Challenge 1 => From the HTTP message format passage, reproduce the wording starting at "The HTTP specifications" and ending at "are discussed below.".
Challenge 2 => In the HTTP message format passage, which three fields make up the request line?

Document text =>
****************************************

HTTP Message Format

The HTTP specifications 1.0 ([RFC 1945] and 1.1 [RFC 2068]) define the HTTP message formats. There are two types of HTTP messages, request messages and response messages, both of which are discussed below.

HTTP Request Message

Below we provide a typical HTTP request message:

GET /somedir/page.html HTTP/1.1

Connection: close

User-agent: Mozilla/4.0

Accept: text/html, image.webp, image.webp

Accept-language:fr

(extra carriage return, line feed)

We can learn a lot my taking a good look at this simple request message. First of all, we see that the message is written in ordinary ASCII text, so that your ordinary computer-literate human being can read it. Second, we see that the message consists of five lines, each followed by a carriage return and a line feed. The last line is followed by an additional carriage return and line feed. Although this particular request message has five lines, a request message can have many more lines or as little as one line. The first line of a HTTP request message is called the request line; the subsequent lines are called the header lines. The request line has three fields: the method field, the URL field, and the HTTP version field. The method field can take on several different values, including GET, POST, and HEAD. The great majority of HTTP request messages use the GET method. The GET method is used when the browser requests an object, with the requested object identified in the URL field. In this example, the browser is requesting the object /somedir/page.html. (The browser doesn't have to specify the host name in the URL field since the TCP connection is already connected to the host (server) that serves the requested file.) The version is self-explanatory; in this example, the browser implements version HTTP/1.1.

****************************************

Collected data =>
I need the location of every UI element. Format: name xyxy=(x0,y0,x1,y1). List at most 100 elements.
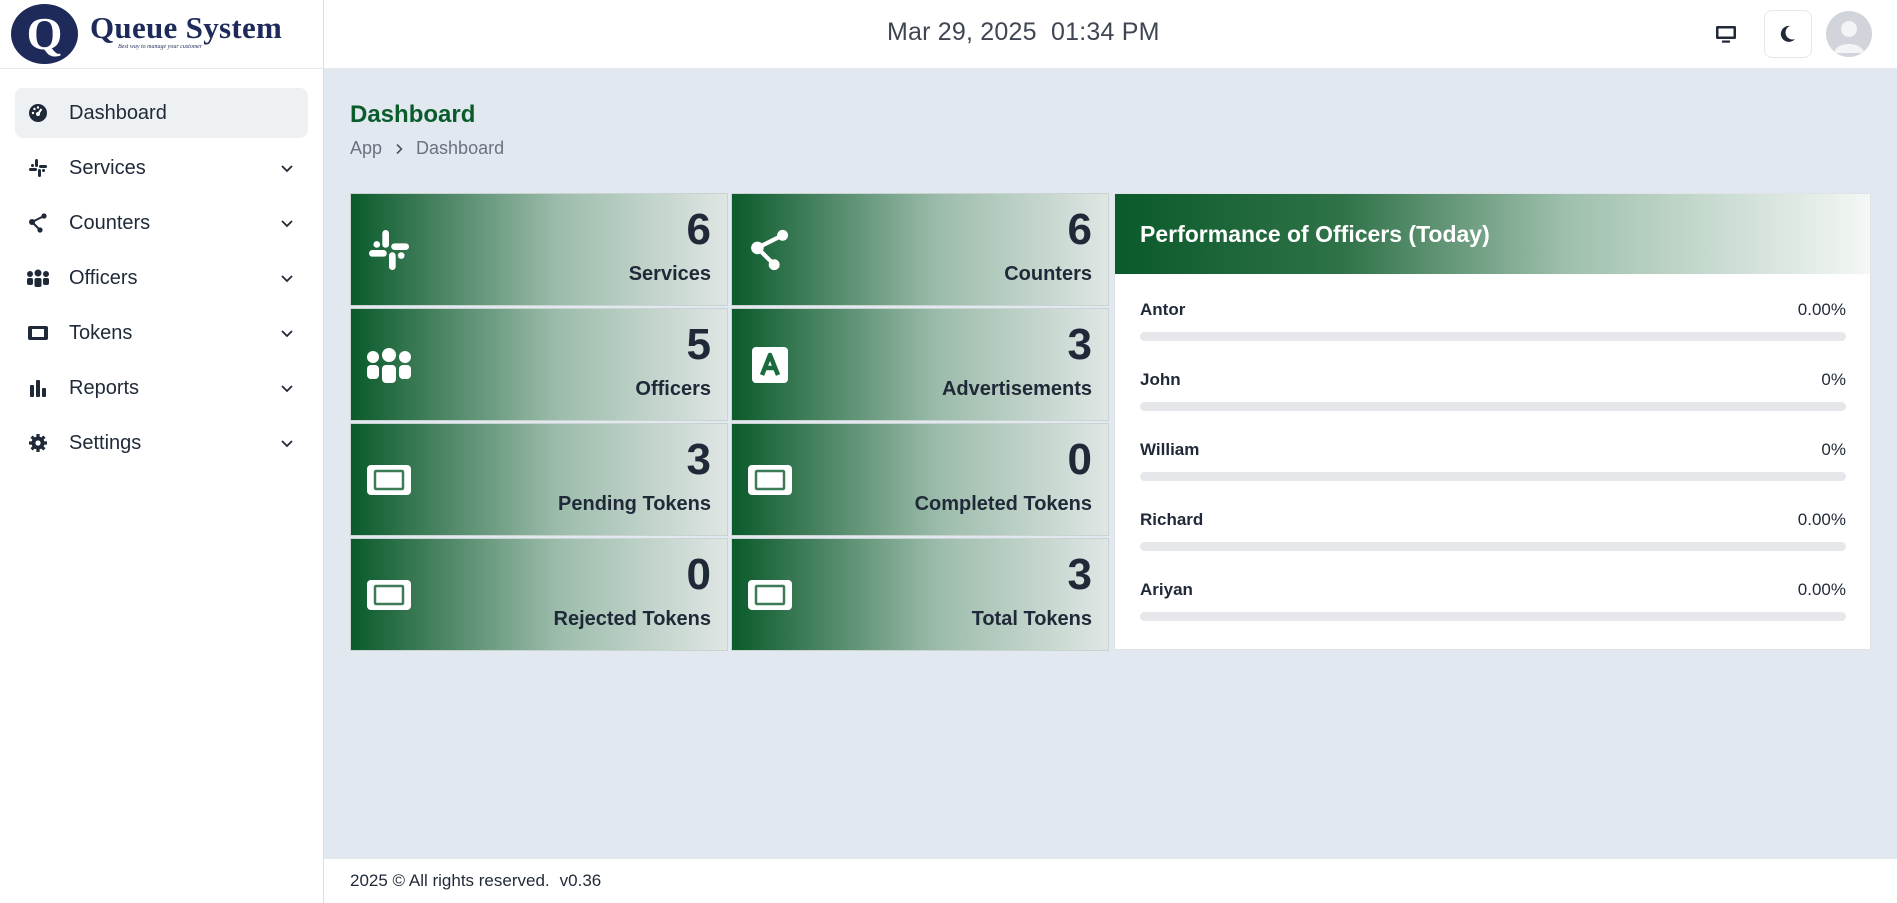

****************************************

Worked answer 1 =>
The HTTP specifications 1.0 ([RFC 1945] and 1.1 [RFC 2068]) define the HTTP message formats. There are two types of HTTP messages, request messages and response messages, both of which are discussed below.

Worked answer 2 => The method field, the URL field, and the HTTP version field.